<<<<

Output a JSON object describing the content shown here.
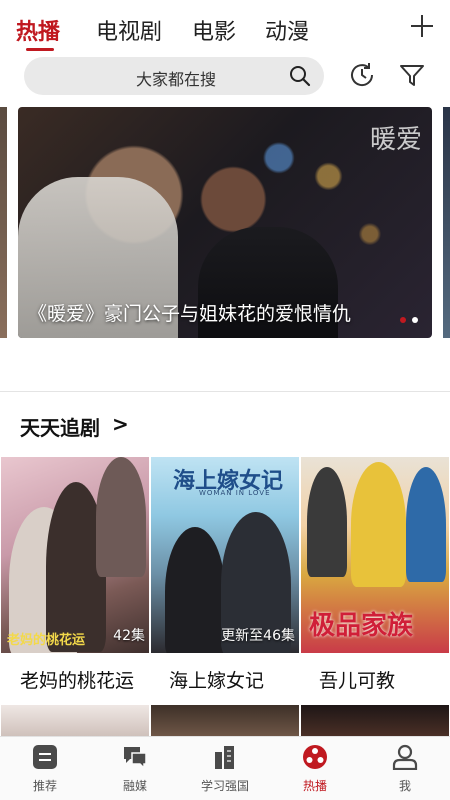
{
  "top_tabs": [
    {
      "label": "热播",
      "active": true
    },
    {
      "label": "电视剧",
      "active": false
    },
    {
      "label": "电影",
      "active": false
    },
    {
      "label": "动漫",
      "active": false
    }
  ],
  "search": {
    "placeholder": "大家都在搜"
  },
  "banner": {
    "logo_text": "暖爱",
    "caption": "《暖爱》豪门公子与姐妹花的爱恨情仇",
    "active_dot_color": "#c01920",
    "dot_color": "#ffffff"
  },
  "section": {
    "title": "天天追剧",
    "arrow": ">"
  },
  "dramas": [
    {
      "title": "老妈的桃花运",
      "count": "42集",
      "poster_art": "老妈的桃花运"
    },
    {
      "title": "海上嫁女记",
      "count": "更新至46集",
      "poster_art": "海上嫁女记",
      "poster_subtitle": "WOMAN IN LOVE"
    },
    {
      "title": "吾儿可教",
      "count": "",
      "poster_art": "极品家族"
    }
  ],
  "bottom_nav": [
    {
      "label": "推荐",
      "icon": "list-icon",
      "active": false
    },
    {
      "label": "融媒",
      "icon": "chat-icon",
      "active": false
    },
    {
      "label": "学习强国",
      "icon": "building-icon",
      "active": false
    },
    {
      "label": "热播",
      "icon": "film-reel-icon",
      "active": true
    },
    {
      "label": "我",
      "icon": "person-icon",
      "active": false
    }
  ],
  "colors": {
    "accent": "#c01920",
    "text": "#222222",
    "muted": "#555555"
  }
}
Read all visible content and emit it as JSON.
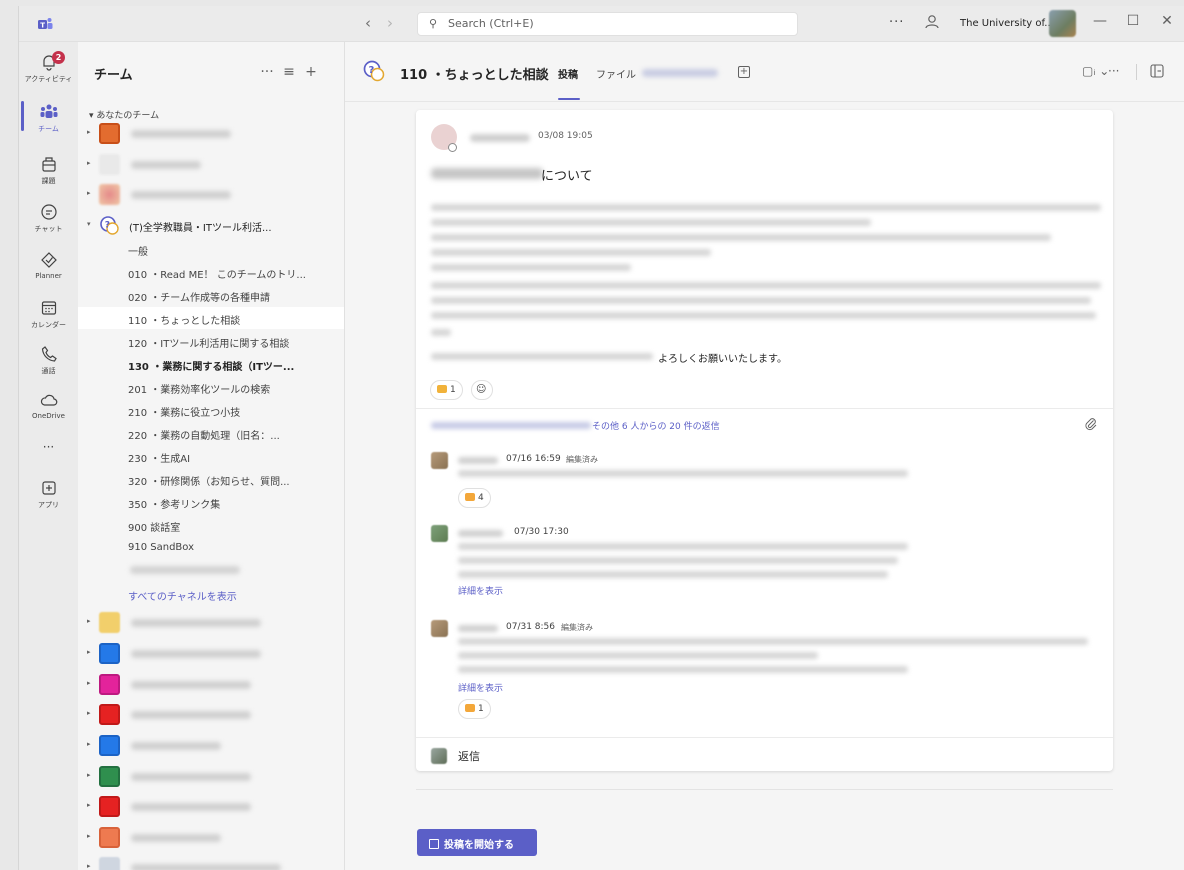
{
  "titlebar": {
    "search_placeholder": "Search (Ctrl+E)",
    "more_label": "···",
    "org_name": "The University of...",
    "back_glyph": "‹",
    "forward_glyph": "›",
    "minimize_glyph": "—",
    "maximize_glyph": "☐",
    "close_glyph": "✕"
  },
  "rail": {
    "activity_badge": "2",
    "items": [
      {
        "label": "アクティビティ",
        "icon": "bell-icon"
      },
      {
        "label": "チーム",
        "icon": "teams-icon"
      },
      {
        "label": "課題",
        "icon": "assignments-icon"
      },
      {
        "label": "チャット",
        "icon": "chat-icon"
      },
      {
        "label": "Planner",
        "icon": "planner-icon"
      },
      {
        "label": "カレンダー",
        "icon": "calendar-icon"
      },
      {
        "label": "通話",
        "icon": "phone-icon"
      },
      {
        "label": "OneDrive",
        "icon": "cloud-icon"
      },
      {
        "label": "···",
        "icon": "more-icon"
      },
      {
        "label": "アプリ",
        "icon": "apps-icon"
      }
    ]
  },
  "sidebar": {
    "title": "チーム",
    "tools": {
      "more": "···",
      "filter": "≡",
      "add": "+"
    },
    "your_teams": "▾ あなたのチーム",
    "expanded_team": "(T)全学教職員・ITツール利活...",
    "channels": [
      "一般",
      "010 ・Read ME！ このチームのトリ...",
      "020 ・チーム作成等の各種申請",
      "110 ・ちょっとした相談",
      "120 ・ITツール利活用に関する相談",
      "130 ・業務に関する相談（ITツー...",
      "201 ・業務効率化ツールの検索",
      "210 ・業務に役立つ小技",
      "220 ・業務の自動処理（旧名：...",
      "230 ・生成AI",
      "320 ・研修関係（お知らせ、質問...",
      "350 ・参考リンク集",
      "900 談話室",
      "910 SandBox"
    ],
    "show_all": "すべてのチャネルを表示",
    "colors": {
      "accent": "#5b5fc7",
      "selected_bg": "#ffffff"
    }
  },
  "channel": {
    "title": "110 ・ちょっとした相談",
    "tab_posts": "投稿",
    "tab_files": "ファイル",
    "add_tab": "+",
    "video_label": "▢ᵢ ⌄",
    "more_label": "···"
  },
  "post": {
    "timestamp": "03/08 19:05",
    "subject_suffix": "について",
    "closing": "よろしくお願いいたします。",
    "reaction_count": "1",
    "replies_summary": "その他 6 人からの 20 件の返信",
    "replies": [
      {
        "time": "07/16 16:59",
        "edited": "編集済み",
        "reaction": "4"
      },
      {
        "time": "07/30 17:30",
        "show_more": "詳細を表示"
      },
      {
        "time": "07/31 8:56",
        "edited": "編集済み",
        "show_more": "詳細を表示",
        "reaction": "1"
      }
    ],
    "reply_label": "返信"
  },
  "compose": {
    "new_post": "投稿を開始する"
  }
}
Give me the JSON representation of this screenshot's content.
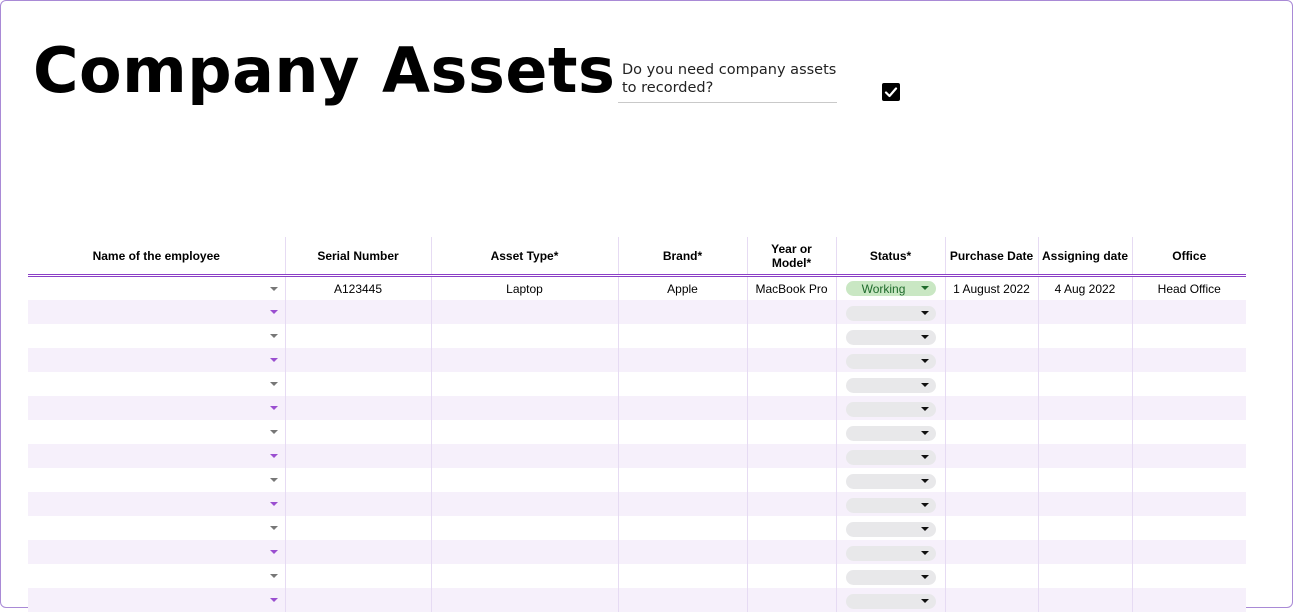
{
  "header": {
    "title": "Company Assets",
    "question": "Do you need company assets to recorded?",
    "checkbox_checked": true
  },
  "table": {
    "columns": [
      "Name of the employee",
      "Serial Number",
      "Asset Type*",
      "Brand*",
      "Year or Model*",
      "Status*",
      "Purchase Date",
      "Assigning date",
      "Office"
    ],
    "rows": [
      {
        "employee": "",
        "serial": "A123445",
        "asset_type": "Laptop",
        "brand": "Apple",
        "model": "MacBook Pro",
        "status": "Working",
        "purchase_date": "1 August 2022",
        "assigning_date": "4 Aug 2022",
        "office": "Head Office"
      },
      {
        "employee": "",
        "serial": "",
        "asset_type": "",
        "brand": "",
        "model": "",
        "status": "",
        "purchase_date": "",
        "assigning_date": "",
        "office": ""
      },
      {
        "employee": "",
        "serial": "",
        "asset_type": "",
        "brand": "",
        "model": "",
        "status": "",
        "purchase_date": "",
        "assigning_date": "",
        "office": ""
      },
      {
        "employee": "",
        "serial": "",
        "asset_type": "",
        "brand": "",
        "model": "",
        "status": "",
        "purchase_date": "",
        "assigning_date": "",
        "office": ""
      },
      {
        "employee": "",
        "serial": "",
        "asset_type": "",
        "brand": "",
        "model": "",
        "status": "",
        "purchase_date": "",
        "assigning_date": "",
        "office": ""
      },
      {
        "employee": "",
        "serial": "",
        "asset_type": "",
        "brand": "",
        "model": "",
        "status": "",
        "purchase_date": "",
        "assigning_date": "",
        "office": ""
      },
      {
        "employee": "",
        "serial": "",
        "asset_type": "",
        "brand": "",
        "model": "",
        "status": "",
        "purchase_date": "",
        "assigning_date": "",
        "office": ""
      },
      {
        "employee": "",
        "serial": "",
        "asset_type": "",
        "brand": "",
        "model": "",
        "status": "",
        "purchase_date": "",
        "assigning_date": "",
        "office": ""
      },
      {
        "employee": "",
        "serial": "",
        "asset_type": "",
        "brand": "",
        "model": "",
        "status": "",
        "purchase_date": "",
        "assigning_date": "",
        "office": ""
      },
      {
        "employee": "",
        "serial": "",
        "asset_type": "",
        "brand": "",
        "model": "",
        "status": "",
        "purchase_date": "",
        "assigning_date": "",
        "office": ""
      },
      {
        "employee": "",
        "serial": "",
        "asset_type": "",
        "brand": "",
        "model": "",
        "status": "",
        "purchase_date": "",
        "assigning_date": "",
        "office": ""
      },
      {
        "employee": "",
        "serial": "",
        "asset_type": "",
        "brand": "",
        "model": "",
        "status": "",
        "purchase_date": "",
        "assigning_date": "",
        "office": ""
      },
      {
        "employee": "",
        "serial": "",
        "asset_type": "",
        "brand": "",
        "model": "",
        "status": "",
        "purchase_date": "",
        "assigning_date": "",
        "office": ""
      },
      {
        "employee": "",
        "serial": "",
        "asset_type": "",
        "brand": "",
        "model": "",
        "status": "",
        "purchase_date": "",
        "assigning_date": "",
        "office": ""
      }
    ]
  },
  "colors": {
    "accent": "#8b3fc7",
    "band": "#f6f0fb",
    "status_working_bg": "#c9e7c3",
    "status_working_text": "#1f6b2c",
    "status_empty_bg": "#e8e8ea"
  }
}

>>>>

Direction => Write out the entries again, exactly as given, skipping any images.

Response to this exercise =>
Output a JSON object describing the content shown here.
{
  "top_tabs": [
    {
      "label": "热播",
      "active": true
    },
    {
      "label": "电视剧",
      "active": false
    },
    {
      "label": "电影",
      "active": false
    },
    {
      "label": "动漫",
      "active": false
    }
  ],
  "search": {
    "placeholder": "大家都在搜"
  },
  "banner": {
    "logo_text": "暖爱",
    "caption": "《暖爱》豪门公子与姐妹花的爱恨情仇",
    "active_dot_color": "#c01920",
    "dot_color": "#ffffff"
  },
  "section": {
    "title": "天天追剧",
    "arrow": ">"
  },
  "dramas": [
    {
      "title": "老妈的桃花运",
      "count": "42集",
      "poster_art": "老妈的桃花运"
    },
    {
      "title": "海上嫁女记",
      "count": "更新至46集",
      "poster_art": "海上嫁女记",
      "poster_subtitle": "WOMAN IN LOVE"
    },
    {
      "title": "吾儿可教",
      "count": "",
      "poster_art": "极品家族"
    }
  ],
  "bottom_nav": [
    {
      "label": "推荐",
      "icon": "list-icon",
      "active": false
    },
    {
      "label": "融媒",
      "icon": "chat-icon",
      "active": false
    },
    {
      "label": "学习强国",
      "icon": "building-icon",
      "active": false
    },
    {
      "label": "热播",
      "icon": "film-reel-icon",
      "active": true
    },
    {
      "label": "我",
      "icon": "person-icon",
      "active": false
    }
  ],
  "colors": {
    "accent": "#c01920",
    "text": "#222222",
    "muted": "#555555"
  }
}
Read all visible content and emit it as JSON.
{
  "titlebar": {
    "search_placeholder": "Search (Ctrl+E)",
    "more_label": "···",
    "org_name": "The University of...",
    "back_glyph": "‹",
    "forward_glyph": "›",
    "minimize_glyph": "—",
    "maximize_glyph": "☐",
    "close_glyph": "✕"
  },
  "rail": {
    "activity_badge": "2",
    "items": [
      {
        "label": "アクティビティ",
        "icon": "bell-icon"
      },
      {
        "label": "チーム",
        "icon": "teams-icon"
      },
      {
        "label": "課題",
        "icon": "assignments-icon"
      },
      {
        "label": "チャット",
        "icon": "chat-icon"
      },
      {
        "label": "Planner",
        "icon": "planner-icon"
      },
      {
        "label": "カレンダー",
        "icon": "calendar-icon"
      },
      {
        "label": "通話",
        "icon": "phone-icon"
      },
      {
        "label": "OneDrive",
        "icon": "cloud-icon"
      },
      {
        "label": "···",
        "icon": "more-icon"
      },
      {
        "label": "アプリ",
        "icon": "apps-icon"
      }
    ]
  },
  "sidebar": {
    "title": "チーム",
    "tools": {
      "more": "···",
      "filter": "≡",
      "add": "+"
    },
    "your_teams": "▾ あなたのチーム",
    "expanded_team": "(T)全学教職員・ITツール利活...",
    "channels": [
      "一般",
      "010 ・Read ME！ このチームのトリ...",
      "020 ・チーム作成等の各種申請",
      "110 ・ちょっとした相談",
      "120 ・ITツール利活用に関する相談",
      "130 ・業務に関する相談（ITツー...",
      "201 ・業務効率化ツールの検索",
      "210 ・業務に役立つ小技",
      "220 ・業務の自動処理（旧名：...",
      "230 ・生成AI",
      "320 ・研修関係（お知らせ、質問...",
      "350 ・参考リンク集",
      "900 談話室",
      "910 SandBox"
    ],
    "show_all": "すべてのチャネルを表示",
    "colors": {
      "accent": "#5b5fc7",
      "selected_bg": "#ffffff"
    }
  },
  "channel": {
    "title": "110 ・ちょっとした相談",
    "tab_posts": "投稿",
    "tab_files": "ファイル",
    "add_tab": "+",
    "video_label": "▢ᵢ ⌄",
    "more_label": "···"
  },
  "post": {
    "timestamp": "03/08 19:05",
    "subject_suffix": "について",
    "closing": "よろしくお願いいたします。",
    "reaction_count": "1",
    "replies_summary": "その他 6 人からの 20 件の返信",
    "replies": [
      {
        "time": "07/16 16:59",
        "edited": "編集済み",
        "reaction": "4"
      },
      {
        "time": "07/30 17:30",
        "show_more": "詳細を表示"
      },
      {
        "time": "07/31 8:56",
        "edited": "編集済み",
        "show_more": "詳細を表示",
        "reaction": "1"
      }
    ],
    "reply_label": "返信"
  },
  "compose": {
    "new_post": "投稿を開始する"
  }
}
Give me the JSON representation of this screenshot's content.
{
  "header": {
    "title": "Company Assets",
    "question": "Do you need company assets to recorded?",
    "checkbox_checked": true
  },
  "table": {
    "columns": [
      "Name of the employee",
      "Serial Number",
      "Asset Type*",
      "Brand*",
      "Year or Model*",
      "Status*",
      "Purchase Date",
      "Assigning date",
      "Office"
    ],
    "rows": [
      {
        "employee": "",
        "serial": "A123445",
        "asset_type": "Laptop",
        "brand": "Apple",
        "model": "MacBook Pro",
        "status": "Working",
        "purchase_date": "1 August 2022",
        "assigning_date": "4 Aug 2022",
        "office": "Head Office"
      },
      {
        "employee": "",
        "serial": "",
        "asset_type": "",
        "brand": "",
        "model": "",
        "status": "",
        "purchase_date": "",
        "assigning_date": "",
        "office": ""
      },
      {
        "employee": "",
        "serial": "",
        "asset_type": "",
        "brand": "",
        "model": "",
        "status": "",
        "purchase_date": "",
        "assigning_date": "",
        "office": ""
      },
      {
        "employee": "",
        "serial": "",
        "asset_type": "",
        "brand": "",
        "model": "",
        "status": "",
        "purchase_date": "",
        "assigning_date": "",
        "office": ""
      },
      {
        "employee": "",
        "serial": "",
        "asset_type": "",
        "brand": "",
        "model": "",
        "status": "",
        "purchase_date": "",
        "assigning_date": "",
        "office": ""
      },
      {
        "employee": "",
        "serial": "",
        "asset_type": "",
        "brand": "",
        "model": "",
        "status": "",
        "purchase_date": "",
        "assigning_date": "",
        "office": ""
      },
      {
        "employee": "",
        "serial": "",
        "asset_type": "",
        "brand": "",
        "model": "",
        "status": "",
        "purchase_date": "",
        "assigning_date": "",
        "office": ""
      },
      {
        "employee": "",
        "serial": "",
        "asset_type": "",
        "brand": "",
        "model": "",
        "status": "",
        "purchase_date": "",
        "assigning_date": "",
        "office": ""
      },
      {
        "employee": "",
        "serial": "",
        "asset_type": "",
        "brand": "",
        "model": "",
        "status": "",
        "purchase_date": "",
        "assigning_date": "",
        "office": ""
      },
      {
        "employee": "",
        "serial": "",
        "asset_type": "",
        "brand": "",
        "model": "",
        "status": "",
        "purchase_date": "",
        "assigning_date": "",
        "office": ""
      },
      {
        "employee": "",
        "serial": "",
        "asset_type": "",
        "brand": "",
        "model": "",
        "status": "",
        "purchase_date": "",
        "assigning_date": "",
        "office": ""
      },
      {
        "employee": "",
        "serial": "",
        "asset_type": "",
        "brand": "",
        "model": "",
        "status": "",
        "purchase_date": "",
        "assigning_date": "",
        "office": ""
      },
      {
        "employee": "",
        "serial": "",
        "asset_type": "",
        "brand": "",
        "model": "",
        "status": "",
        "purchase_date": "",
        "assigning_date": "",
        "office": ""
      },
      {
        "employee": "",
        "serial": "",
        "asset_type": "",
        "brand": "",
        "model": "",
        "status": "",
        "purchase_date": "",
        "assigning_date": "",
        "office": ""
      }
    ]
  },
  "colors": {
    "accent": "#8b3fc7",
    "band": "#f6f0fb",
    "status_working_bg": "#c9e7c3",
    "status_working_text": "#1f6b2c",
    "status_empty_bg": "#e8e8ea"
  }
}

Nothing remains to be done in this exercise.